## What you need to do
Copy out every line exactly as given.

## Task data
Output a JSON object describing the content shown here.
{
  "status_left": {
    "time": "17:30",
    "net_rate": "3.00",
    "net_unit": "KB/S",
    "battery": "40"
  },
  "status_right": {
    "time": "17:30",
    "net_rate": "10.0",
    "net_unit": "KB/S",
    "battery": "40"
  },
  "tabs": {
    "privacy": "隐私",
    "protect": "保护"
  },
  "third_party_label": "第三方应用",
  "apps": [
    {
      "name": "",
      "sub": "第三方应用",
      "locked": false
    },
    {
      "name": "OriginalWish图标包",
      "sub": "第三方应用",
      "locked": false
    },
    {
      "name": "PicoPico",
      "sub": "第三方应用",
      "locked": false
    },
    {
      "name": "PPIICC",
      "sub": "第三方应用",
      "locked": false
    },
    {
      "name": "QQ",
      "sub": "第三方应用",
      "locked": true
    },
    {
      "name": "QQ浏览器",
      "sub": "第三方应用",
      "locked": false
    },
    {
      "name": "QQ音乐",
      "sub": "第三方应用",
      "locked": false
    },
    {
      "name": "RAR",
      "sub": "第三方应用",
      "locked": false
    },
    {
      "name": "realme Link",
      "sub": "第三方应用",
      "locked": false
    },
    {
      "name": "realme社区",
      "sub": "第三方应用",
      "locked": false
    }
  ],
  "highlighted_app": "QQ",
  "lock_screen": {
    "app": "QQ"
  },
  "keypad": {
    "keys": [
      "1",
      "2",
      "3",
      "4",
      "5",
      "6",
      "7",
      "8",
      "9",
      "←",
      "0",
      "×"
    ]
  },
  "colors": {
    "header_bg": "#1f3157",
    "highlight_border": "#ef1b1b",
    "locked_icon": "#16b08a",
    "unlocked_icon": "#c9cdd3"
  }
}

## Complete answer
Output a JSON object describing the content shown here.
{
  "status_left": {
    "time": "17:30",
    "net_rate": "3.00",
    "net_unit": "KB/S",
    "battery": "40"
  },
  "status_right": {
    "time": "17:30",
    "net_rate": "10.0",
    "net_unit": "KB/S",
    "battery": "40"
  },
  "tabs": {
    "privacy": "隐私",
    "protect": "保护"
  },
  "third_party_label": "第三方应用",
  "apps": [
    {
      "name": "",
      "sub": "第三方应用",
      "locked": false
    },
    {
      "name": "OriginalWish图标包",
      "sub": "第三方应用",
      "locked": false
    },
    {
      "name": "PicoPico",
      "sub": "第三方应用",
      "locked": false
    },
    {
      "name": "PPIICC",
      "sub": "第三方应用",
      "locked": false
    },
    {
      "name": "QQ",
      "sub": "第三方应用",
      "locked": true
    },
    {
      "name": "QQ浏览器",
      "sub": "第三方应用",
      "locked": false
    },
    {
      "name": "QQ音乐",
      "sub": "第三方应用",
      "locked": false
    },
    {
      "name": "RAR",
      "sub": "第三方应用",
      "locked": false
    },
    {
      "name": "realme Link",
      "sub": "第三方应用",
      "locked": false
    },
    {
      "name": "realme社区",
      "sub": "第三方应用",
      "locked": false
    }
  ],
  "highlighted_app": "QQ",
  "lock_screen": {
    "app": "QQ"
  },
  "keypad": {
    "keys": [
      "1",
      "2",
      "3",
      "4",
      "5",
      "6",
      "7",
      "8",
      "9",
      "←",
      "0",
      "×"
    ]
  },
  "colors": {
    "header_bg": "#1f3157",
    "highlight_border": "#ef1b1b",
    "locked_icon": "#16b08a",
    "unlocked_icon": "#c9cdd3"
  }
}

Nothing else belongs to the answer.